**Requirement:** Copy each line below that includes "evening".

++++

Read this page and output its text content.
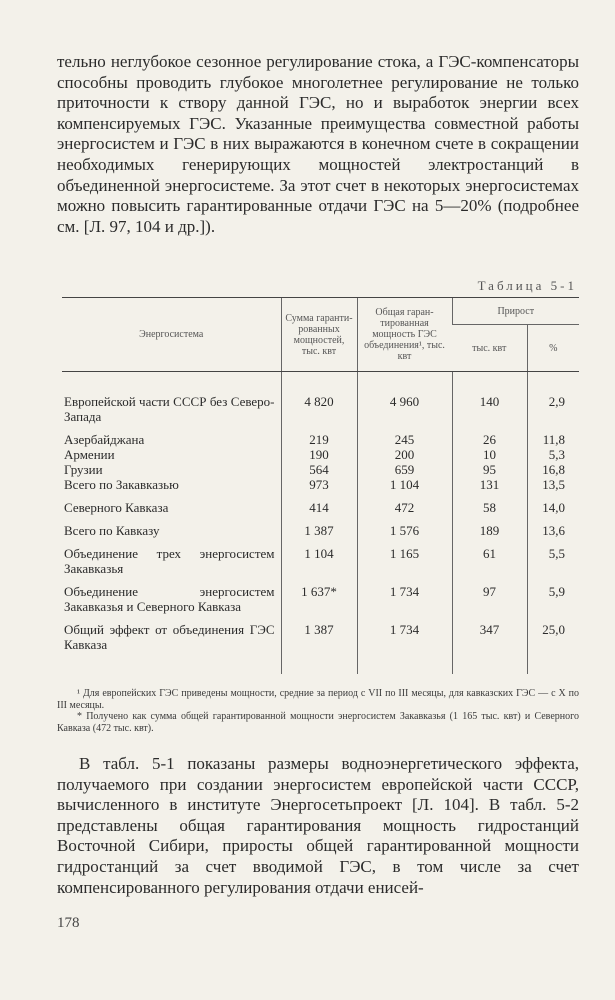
тельно неглубокое сезонное регулирование стока, а ГЭС-компенсаторы способны проводить глубокое многолетнее регулирование не только приточности к створу данной ГЭС, но и выработок энергии всех компенсируемых ГЭС. Указанные преимущества совместной работы энергосистем и ГЭС в них выражаются в конечном счете в сокращении необходимых генерирующих мощностей электростанций в объединенной энергосистеме. За этот счет в некоторых энергосистемах можно повысить гарантированные отдачи ГЭС на 5—20% (подробнее см. [Л. 97, 104 и др.]).

Таблица 5-1
Энергосистема	Сумма гаранти-рованных мощностей, тыс. квт	Общая гаран-тированная мощность ГЭС объединения¹, тыс. квт	Прирост	
			тыс. квт	%
Европейской части СССР без Северо-Запада	4 820	4 960	140	2,9
Азербайджана	219	245	26	11,8
Армении	190	200	10	5,3
Грузии	564	659	95	16,8
Всего по Закавказью	973	1 104	131	13,5
Северного Кавказа	414	472	58	14,0
Всего по Кавказу	1 387	1 576	189	13,6
Объединение трех энергосистем Закавказья	1 104	1 165	61	5,5
Объединение энергосистем Закавказья и Северного Кавказа	1 637*	1 734	97	5,9
Общий эффект от объединения ГЭС Кавказа	1 387	1 734	347	25,0

¹ Для европейских ГЭС приведены мощности, средние за период с VII по III месяцы, для кавказских ГЭС — с X по III месяцы.

* Получено как сумма общей гарантированной мощности энергосистем Закавказья (1 165 тыс. квт) и Северного Кавказа (472 тыс. квт).

В табл. 5-1 показаны размеры водноэнергетического эффекта, получаемого при создании энергосистем европейской части СССР, вычисленного в институте Энергосетьпроект [Л. 104]. В табл. 5-2 представлены общая гарантирования мощность гидростанций Восточной Сибири, приросты общей гарантированной мощности гидростанций за счет вводимой ГЭС, в том числе за счет компенсированного регулирования отдачи енисей-

178
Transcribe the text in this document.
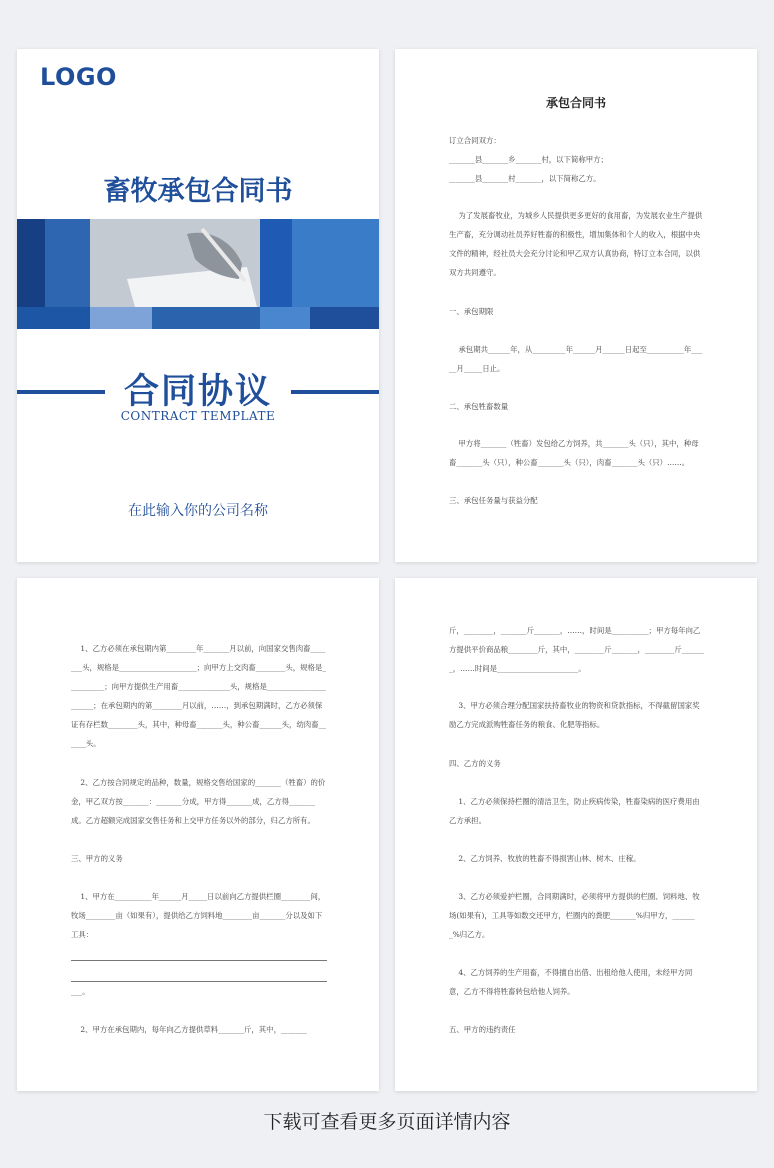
LOGO
畜牧承包合同书
合同协议
CONTRACT TEMPLATE
在此输入你的公司名称
承包合同书

订立合同双方：

_______县_______乡_______村，以下简称甲方；
_______县_______村_______，以下简称乙方。

为了发展畜牧业，为城乡人民提供更多更好的食用畜，为发展农业生产提供生产畜，充分调动社员养好牲畜的积极性，增加集体和个人的收入，根据中央文件的精神，经社员大会充分讨论和甲乙双方认真协商，特订立本合同，以供双方共同遵守。

一、承包期限

承包期共______年，从_________年______月______日起至__________年_____月_____日止。

二、承包牲畜数量

甲方将_______（牲畜）发包给乙方饲养，共_______头（只），其中，种母畜_______头（只），种公畜_______头（只），肉畜_______头（只）……。

三、承包任务量与获益分配

1、乙方必须在承包期内第________年_______月以前，向国家交售肉畜_______头，规格是_____________________；向甲方上交肉畜________头，规格是__________；向甲方提供生产用畜______________头，规格是______________________；在承包期内的第________月以前，……，到承包期满时，乙方必须保证有存栏数________头，其中，种母畜_______头，种公畜______头，幼肉畜______头。

2、乙方按合同规定的品种，数量，规格交售给国家的_______（牲畜）的价金，甲乙双方按_______：_______分成，甲方得_______成，乙方得_______成。乙方超额完成国家交售任务和上交甲方任务以外的部分，归乙方所有。

三、甲方的义务

1、甲方在__________年______月_____日以前向乙方提供栏圈________间，牧场________亩（如果有），提供给乙方饲料地________亩_______分以及如下工具：

___。

2、甲方在承包期内，每年向乙方提供草料_______斤，其中，_______

斤，________，_______斤_______，……，时间是__________；甲方每年向乙方提供平价商品粮________斤，其中，________斤_______，________斤_______，……时间是______________________。

3、甲方必须合理分配国家扶持畜牧业的物资和贷款指标，不得截留国家奖励乙方完成派购牲畜任务的粮食、化肥等指标。

四、乙方的义务

1、乙方必须保持栏圈的清洁卫生，防止疾病传染，牲畜染病的医疗费用由乙方承担。

2、乙方饲养、牧放的牲畜不得损害山林、树木、庄稼。

3、乙方必须爱护栏圈，合同期满时，必须将甲方提供的栏圈、饲料地、牧场(如果有)，工具等如数交还甲方，栏圈内的粪肥_______%归甲方，_______%归乙方。

4、乙方饲养的生产用畜，不得擅自出借、出租给他人使用，未经甲方同意，乙方不得将牲畜转包给他人饲养。

五、甲方的违约责任

下载可查看更多页面详情内容
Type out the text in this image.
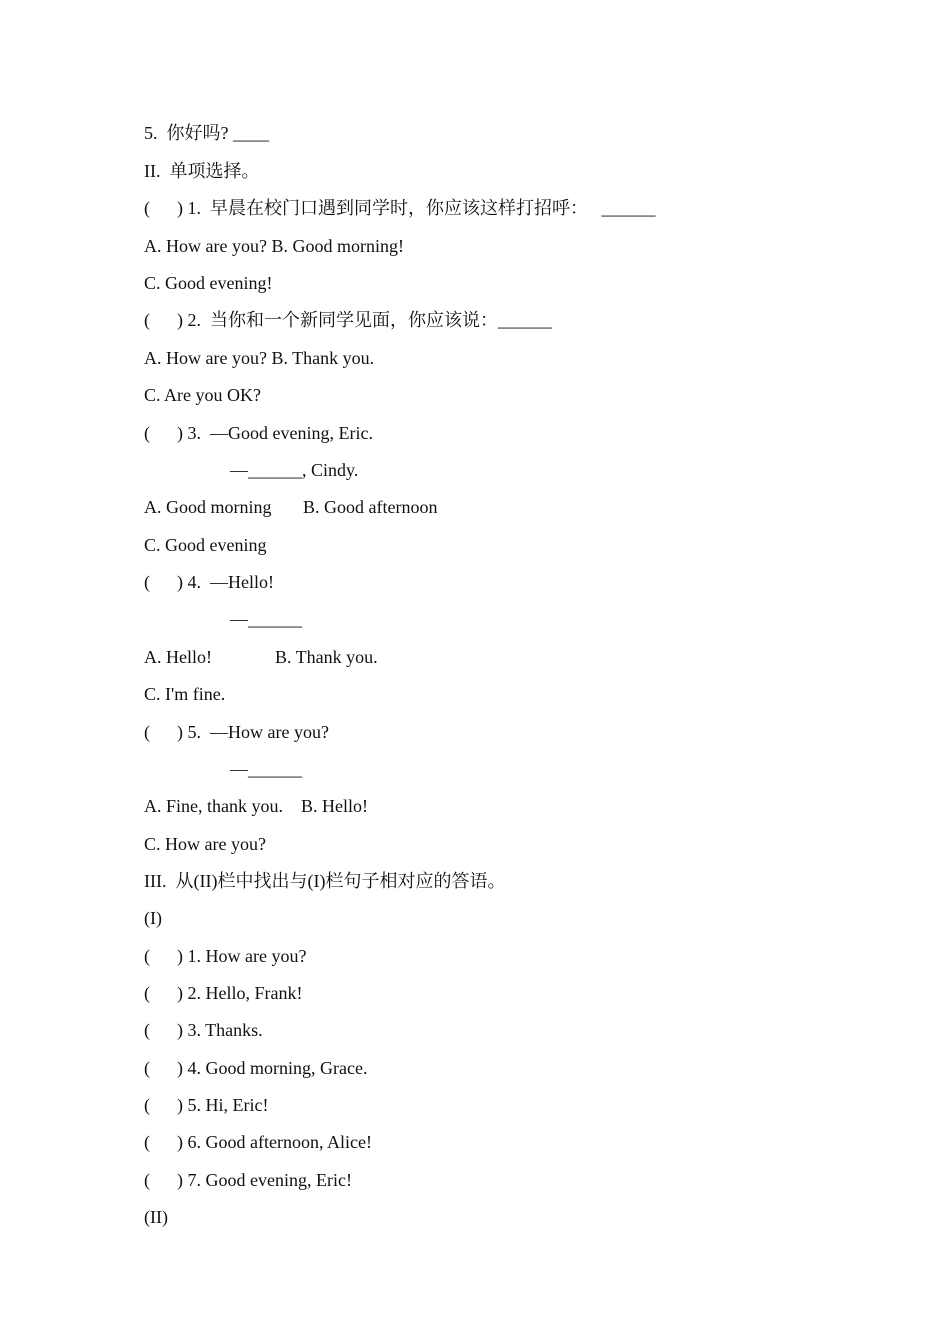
5.  你好吗? ____
II.  单项选择。
(      ) 1.  早晨在校门口遇到同学时，你应该这样打招呼：   ______
A. How are you? B. Good morning!
C. Good evening!
(      ) 2.  当你和一个新同学见面，你应该说：______
A. How are you? B. Thank you.
C. Are you OK?
(      ) 3.  —Good evening, Eric.
—______, Cindy.
A. Good morning       B. Good afternoon
C. Good evening
(      ) 4.  —Hello!
—______
A. Hello!              B. Thank you.
C. I'm fine.
(      ) 5.  —How are you?
—______
A. Fine, thank you.    B. Hello!
C. How are you?
III.  从(II)栏中找出与(I)栏句子相对应的答语。
(I)
(      ) 1. How are you?
(      ) 2. Hello, Frank!
(      ) 3. Thanks.
(      ) 4. Good morning, Grace.
(      ) 5. Hi, Eric!
(      ) 6. Good afternoon, Alice!
(      ) 7. Good evening, Eric!
(II)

++++

**Written response:**
C. Good evening!
(      ) 3.  —Good evening, Eric.
C. Good evening
(      ) 7. Good evening, Eric!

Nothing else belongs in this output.